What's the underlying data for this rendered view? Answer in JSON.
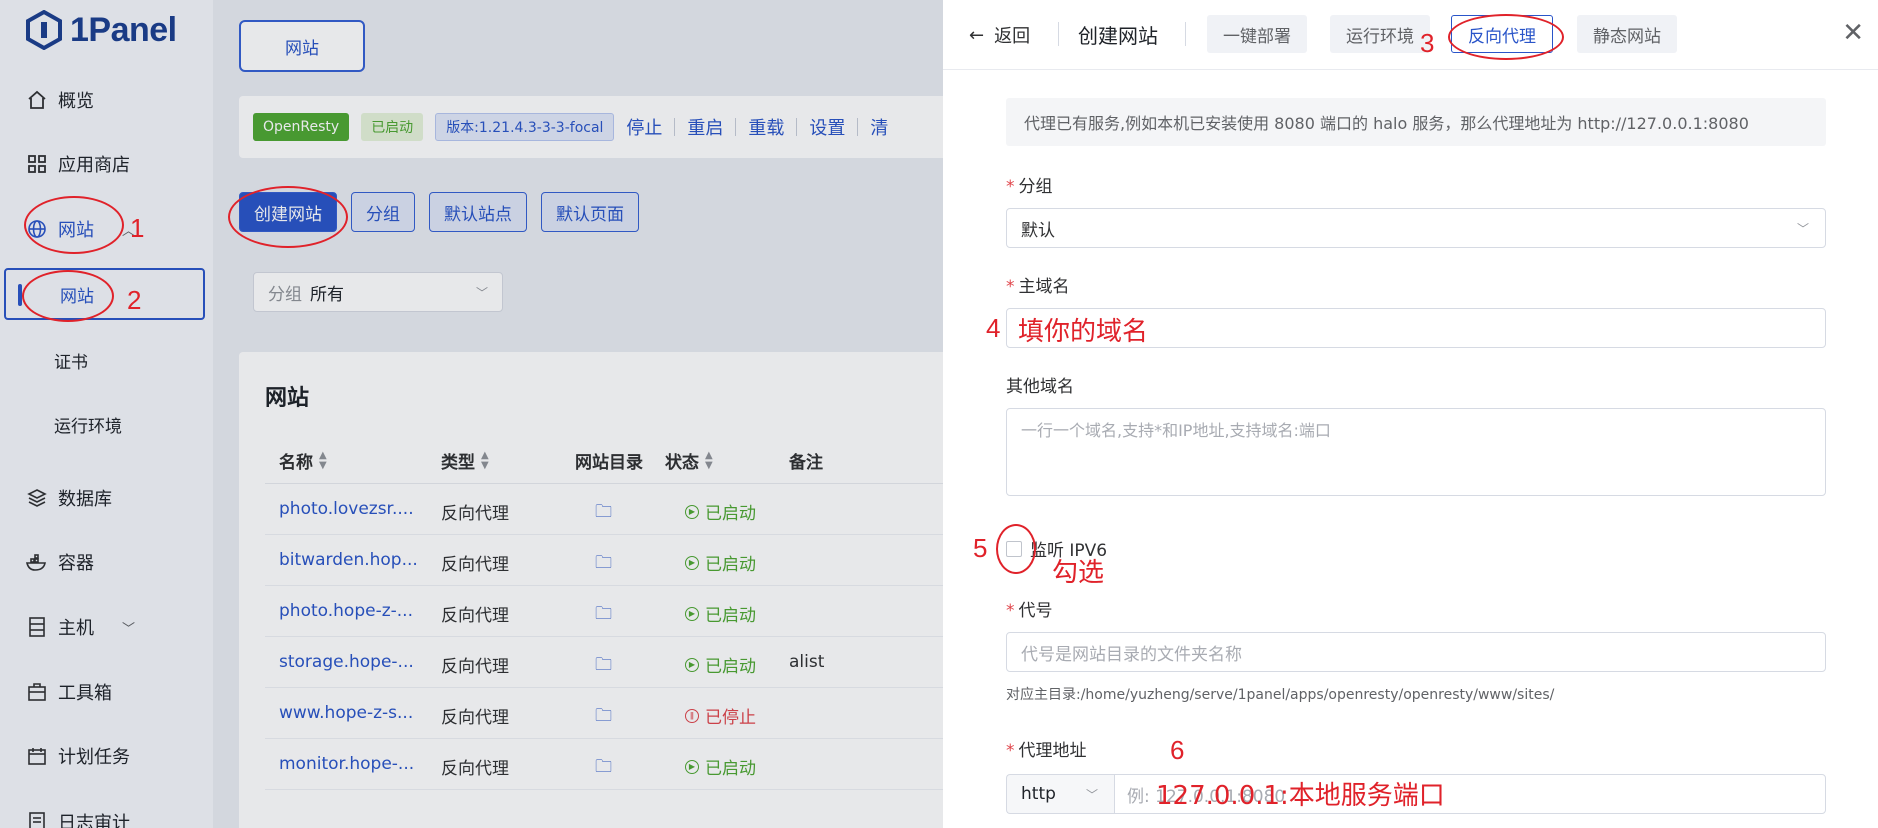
{
  "brand": {
    "name": "1Panel"
  },
  "sidebar": {
    "items": [
      {
        "label": "概览",
        "icon": "home-icon"
      },
      {
        "label": "应用商店",
        "icon": "grid-icon"
      },
      {
        "label": "网站",
        "icon": "globe-icon"
      },
      {
        "label": "数据库",
        "icon": "layers-icon"
      },
      {
        "label": "容器",
        "icon": "container-icon"
      },
      {
        "label": "主机",
        "icon": "server-icon"
      },
      {
        "label": "工具箱",
        "icon": "toolbox-icon"
      },
      {
        "label": "计划任务",
        "icon": "calendar-icon"
      },
      {
        "label": "日志审计",
        "icon": "log-icon"
      }
    ],
    "website_sub": [
      "网站",
      "证书",
      "运行环境"
    ]
  },
  "main": {
    "top_tab": "网站",
    "status_bar": {
      "app": "OpenResty",
      "state": "已启动",
      "version": "版本:1.21.4.3-3-3-focal",
      "actions": [
        "停止",
        "重启",
        "重载",
        "设置",
        "清"
      ]
    },
    "buttons": [
      "创建网站",
      "分组",
      "默认站点",
      "默认页面"
    ],
    "filter": {
      "label": "分组",
      "value": "所有"
    },
    "table": {
      "title": "网站",
      "headers": [
        "名称",
        "类型",
        "网站目录",
        "状态",
        "备注"
      ],
      "rows": [
        {
          "name": "photo.lovezsr....",
          "type": "反向代理",
          "status": "已启动",
          "note": ""
        },
        {
          "name": "bitwarden.hop...",
          "type": "反向代理",
          "status": "已启动",
          "note": ""
        },
        {
          "name": "photo.hope-z-...",
          "type": "反向代理",
          "status": "已启动",
          "note": ""
        },
        {
          "name": "storage.hope-...",
          "type": "反向代理",
          "status": "已启动",
          "note": "alist"
        },
        {
          "name": "www.hope-z-s...",
          "type": "反向代理",
          "status": "已停止",
          "note": ""
        },
        {
          "name": "monitor.hope-...",
          "type": "反向代理",
          "status": "已启动",
          "note": ""
        }
      ]
    }
  },
  "drawer": {
    "back": "返回",
    "title": "创建网站",
    "tabs": [
      "一键部署",
      "运行环境",
      "反向代理",
      "静态网站"
    ],
    "tip": "代理已有服务,例如本机已安装使用 8080 端口的 halo 服务，那么代理地址为 http://127.0.0.1:8080",
    "group": {
      "label": "分组",
      "value": "默认"
    },
    "primary_domain": {
      "label": "主域名"
    },
    "other_domains": {
      "label": "其他域名",
      "placeholder": "一行一个域名,支持*和IP地址,支持域名:端口"
    },
    "ipv6": {
      "label": "监听 IPV6"
    },
    "alias": {
      "label": "代号",
      "placeholder": "代号是网站目录的文件夹名称",
      "hint": "对应主目录:/home/yuzheng/serve/1panel/apps/openresty/openresty/www/sites/"
    },
    "proxy": {
      "label": "代理地址",
      "protocol": "http",
      "placeholder": "例: 127.0.0.1:8080"
    }
  },
  "annotations": {
    "numbers": [
      "1",
      "2",
      "3",
      "4",
      "5",
      "6"
    ],
    "domain_note": "填你的域名",
    "check_note": "勾选",
    "proxy_note": "127.0.0.1:本地服务端口"
  },
  "colors": {
    "accent": "#2a55c9",
    "annotation": "#e0222a",
    "success": "#4ea832",
    "danger": "#e0454b"
  }
}
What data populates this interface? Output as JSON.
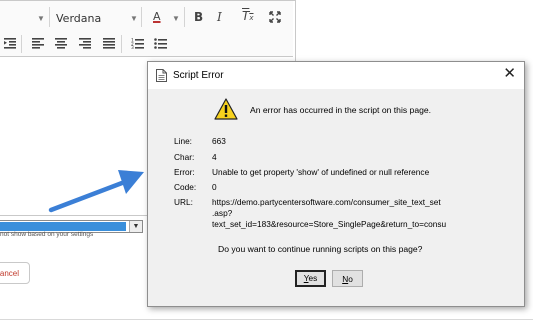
{
  "editor": {
    "font_name": "Verdana",
    "hint_text": "not show based on your settings",
    "cancel_label": "ancel"
  },
  "dialog": {
    "title": "Script Error",
    "headline": "An error has occurred in the script on this page.",
    "fields": [
      {
        "label": "Line:",
        "value": "663"
      },
      {
        "label": "Char:",
        "value": "4"
      },
      {
        "label": "Error:",
        "value": "Unable to get property 'show' of undefined or null reference"
      },
      {
        "label": "Code:",
        "value": "0"
      },
      {
        "label": "URL:",
        "value_lines": [
          "https://demo.partycentersoftware.com/consumer_site_text_set",
          ".asp?",
          "text_set_id=183&resource=Store_SinglePage&return_to=consu"
        ]
      }
    ],
    "question": "Do you want to continue running scripts on this page?",
    "yes_label": "Yes",
    "no_label": "No",
    "yes_accel": "Y",
    "yes_rest": "es",
    "no_accel": "N",
    "no_rest": "o"
  },
  "colors": {
    "arrow": "#3b7fd6",
    "select_fill": "#3a8fdb",
    "warning": "#f7d21e"
  },
  "icons": [
    "dropdown-caret-icon",
    "text-color-icon",
    "bold-icon",
    "italic-icon",
    "clear-format-icon",
    "maximize-icon",
    "indent-icon",
    "align-left-icon",
    "align-center-icon",
    "align-right-icon",
    "justify-icon",
    "ordered-list-icon",
    "unordered-list-icon",
    "document-icon",
    "close-icon",
    "warning-icon",
    "annotation-arrow"
  ]
}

+++++

WHAT IS EXPECTED: Repeat all of the records verbatim, leaving out the pictures.

REPLY:
What's the underlying data for this rendered view? Answer in JSON.
{
  "brand": {
    "name": "1Panel"
  },
  "sidebar": {
    "items": [
      {
        "label": "概览",
        "icon": "home-icon"
      },
      {
        "label": "应用商店",
        "icon": "grid-icon"
      },
      {
        "label": "网站",
        "icon": "globe-icon"
      },
      {
        "label": "数据库",
        "icon": "layers-icon"
      },
      {
        "label": "容器",
        "icon": "container-icon"
      },
      {
        "label": "主机",
        "icon": "server-icon"
      },
      {
        "label": "工具箱",
        "icon": "toolbox-icon"
      },
      {
        "label": "计划任务",
        "icon": "calendar-icon"
      },
      {
        "label": "日志审计",
        "icon": "log-icon"
      }
    ],
    "website_sub": [
      "网站",
      "证书",
      "运行环境"
    ]
  },
  "main": {
    "top_tab": "网站",
    "status_bar": {
      "app": "OpenResty",
      "state": "已启动",
      "version": "版本:1.21.4.3-3-3-focal",
      "actions": [
        "停止",
        "重启",
        "重载",
        "设置",
        "清"
      ]
    },
    "buttons": [
      "创建网站",
      "分组",
      "默认站点",
      "默认页面"
    ],
    "filter": {
      "label": "分组",
      "value": "所有"
    },
    "table": {
      "title": "网站",
      "headers": [
        "名称",
        "类型",
        "网站目录",
        "状态",
        "备注"
      ],
      "rows": [
        {
          "name": "photo.lovezsr....",
          "type": "反向代理",
          "status": "已启动",
          "note": ""
        },
        {
          "name": "bitwarden.hop...",
          "type": "反向代理",
          "status": "已启动",
          "note": ""
        },
        {
          "name": "photo.hope-z-...",
          "type": "反向代理",
          "status": "已启动",
          "note": ""
        },
        {
          "name": "storage.hope-...",
          "type": "反向代理",
          "status": "已启动",
          "note": "alist"
        },
        {
          "name": "www.hope-z-s...",
          "type": "反向代理",
          "status": "已停止",
          "note": ""
        },
        {
          "name": "monitor.hope-...",
          "type": "反向代理",
          "status": "已启动",
          "note": ""
        }
      ]
    }
  },
  "drawer": {
    "back": "返回",
    "title": "创建网站",
    "tabs": [
      "一键部署",
      "运行环境",
      "反向代理",
      "静态网站"
    ],
    "tip": "代理已有服务,例如本机已安装使用 8080 端口的 halo 服务，那么代理地址为 http://127.0.0.1:8080",
    "group": {
      "label": "分组",
      "value": "默认"
    },
    "primary_domain": {
      "label": "主域名"
    },
    "other_domains": {
      "label": "其他域名",
      "placeholder": "一行一个域名,支持*和IP地址,支持域名:端口"
    },
    "ipv6": {
      "label": "监听 IPV6"
    },
    "alias": {
      "label": "代号",
      "placeholder": "代号是网站目录的文件夹名称",
      "hint": "对应主目录:/home/yuzheng/serve/1panel/apps/openresty/openresty/www/sites/"
    },
    "proxy": {
      "label": "代理地址",
      "protocol": "http",
      "placeholder": "例: 127.0.0.1:8080"
    }
  },
  "annotations": {
    "numbers": [
      "1",
      "2",
      "3",
      "4",
      "5",
      "6"
    ],
    "domain_note": "填你的域名",
    "check_note": "勾选",
    "proxy_note": "127.0.0.1:本地服务端口"
  },
  "colors": {
    "accent": "#2a55c9",
    "annotation": "#e0222a",
    "success": "#4ea832",
    "danger": "#e0454b"
  }
}
What data populates this interface? Output as JSON.
{
  "editor": {
    "font_name": "Verdana",
    "hint_text": "not show based on your settings",
    "cancel_label": "ancel"
  },
  "dialog": {
    "title": "Script Error",
    "headline": "An error has occurred in the script on this page.",
    "fields": [
      {
        "label": "Line:",
        "value": "663"
      },
      {
        "label": "Char:",
        "value": "4"
      },
      {
        "label": "Error:",
        "value": "Unable to get property 'show' of undefined or null reference"
      },
      {
        "label": "Code:",
        "value": "0"
      },
      {
        "label": "URL:",
        "value_lines": [
          "https://demo.partycentersoftware.com/consumer_site_text_set",
          ".asp?",
          "text_set_id=183&resource=Store_SinglePage&return_to=consu"
        ]
      }
    ],
    "question": "Do you want to continue running scripts on this page?",
    "yes_label": "Yes",
    "no_label": "No",
    "yes_accel": "Y",
    "yes_rest": "es",
    "no_accel": "N",
    "no_rest": "o"
  },
  "colors": {
    "arrow": "#3b7fd6",
    "select_fill": "#3a8fdb",
    "warning": "#f7d21e"
  },
  "icons": [
    "dropdown-caret-icon",
    "text-color-icon",
    "bold-icon",
    "italic-icon",
    "clear-format-icon",
    "maximize-icon",
    "indent-icon",
    "align-left-icon",
    "align-center-icon",
    "align-right-icon",
    "justify-icon",
    "ordered-list-icon",
    "unordered-list-icon",
    "document-icon",
    "close-icon",
    "warning-icon",
    "annotation-arrow"
  ]
}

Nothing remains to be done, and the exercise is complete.